Records for this task:
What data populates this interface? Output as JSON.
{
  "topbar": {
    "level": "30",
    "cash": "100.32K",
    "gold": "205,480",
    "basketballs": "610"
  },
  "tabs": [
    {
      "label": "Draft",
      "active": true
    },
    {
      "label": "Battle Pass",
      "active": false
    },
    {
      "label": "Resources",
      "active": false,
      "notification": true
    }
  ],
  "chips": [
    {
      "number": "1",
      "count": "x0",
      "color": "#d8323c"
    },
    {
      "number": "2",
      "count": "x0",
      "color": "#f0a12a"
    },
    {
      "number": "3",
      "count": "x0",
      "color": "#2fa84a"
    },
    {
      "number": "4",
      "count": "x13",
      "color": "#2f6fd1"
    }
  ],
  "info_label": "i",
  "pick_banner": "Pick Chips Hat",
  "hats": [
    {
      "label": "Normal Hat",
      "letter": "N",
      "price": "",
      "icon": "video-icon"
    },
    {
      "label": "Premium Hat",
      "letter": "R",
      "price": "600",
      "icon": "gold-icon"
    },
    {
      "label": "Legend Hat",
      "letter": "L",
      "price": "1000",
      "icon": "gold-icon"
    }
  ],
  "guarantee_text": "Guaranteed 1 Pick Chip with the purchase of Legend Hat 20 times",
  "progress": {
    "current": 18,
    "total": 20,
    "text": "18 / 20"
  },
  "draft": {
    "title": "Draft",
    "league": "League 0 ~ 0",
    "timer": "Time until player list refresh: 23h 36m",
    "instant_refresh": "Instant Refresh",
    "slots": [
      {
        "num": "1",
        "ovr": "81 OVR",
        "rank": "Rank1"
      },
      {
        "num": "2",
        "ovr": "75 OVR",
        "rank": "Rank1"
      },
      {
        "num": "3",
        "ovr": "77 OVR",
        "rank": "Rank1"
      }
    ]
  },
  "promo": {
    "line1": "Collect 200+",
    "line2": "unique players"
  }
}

Instructions to follow:
Print all of the entries again, exactly as written.

Expected answer:
What data populates this interface? Output as JSON.
{
  "topbar": {
    "level": "30",
    "cash": "100.32K",
    "gold": "205,480",
    "basketballs": "610"
  },
  "tabs": [
    {
      "label": "Draft",
      "active": true
    },
    {
      "label": "Battle Pass",
      "active": false
    },
    {
      "label": "Resources",
      "active": false,
      "notification": true
    }
  ],
  "chips": [
    {
      "number": "1",
      "count": "x0",
      "color": "#d8323c"
    },
    {
      "number": "2",
      "count": "x0",
      "color": "#f0a12a"
    },
    {
      "number": "3",
      "count": "x0",
      "color": "#2fa84a"
    },
    {
      "number": "4",
      "count": "x13",
      "color": "#2f6fd1"
    }
  ],
  "info_label": "i",
  "pick_banner": "Pick Chips Hat",
  "hats": [
    {
      "label": "Normal Hat",
      "letter": "N",
      "price": "",
      "icon": "video-icon"
    },
    {
      "label": "Premium Hat",
      "letter": "R",
      "price": "600",
      "icon": "gold-icon"
    },
    {
      "label": "Legend Hat",
      "letter": "L",
      "price": "1000",
      "icon": "gold-icon"
    }
  ],
  "guarantee_text": "Guaranteed 1 Pick Chip with the purchase of Legend Hat 20 times",
  "progress": {
    "current": 18,
    "total": 20,
    "text": "18 / 20"
  },
  "draft": {
    "title": "Draft",
    "league": "League 0 ~ 0",
    "timer": "Time until player list refresh: 23h 36m",
    "instant_refresh": "Instant Refresh",
    "slots": [
      {
        "num": "1",
        "ovr": "81 OVR",
        "rank": "Rank1"
      },
      {
        "num": "2",
        "ovr": "75 OVR",
        "rank": "Rank1"
      },
      {
        "num": "3",
        "ovr": "77 OVR",
        "rank": "Rank1"
      }
    ]
  },
  "promo": {
    "line1": "Collect 200+",
    "line2": "unique players"
  }
}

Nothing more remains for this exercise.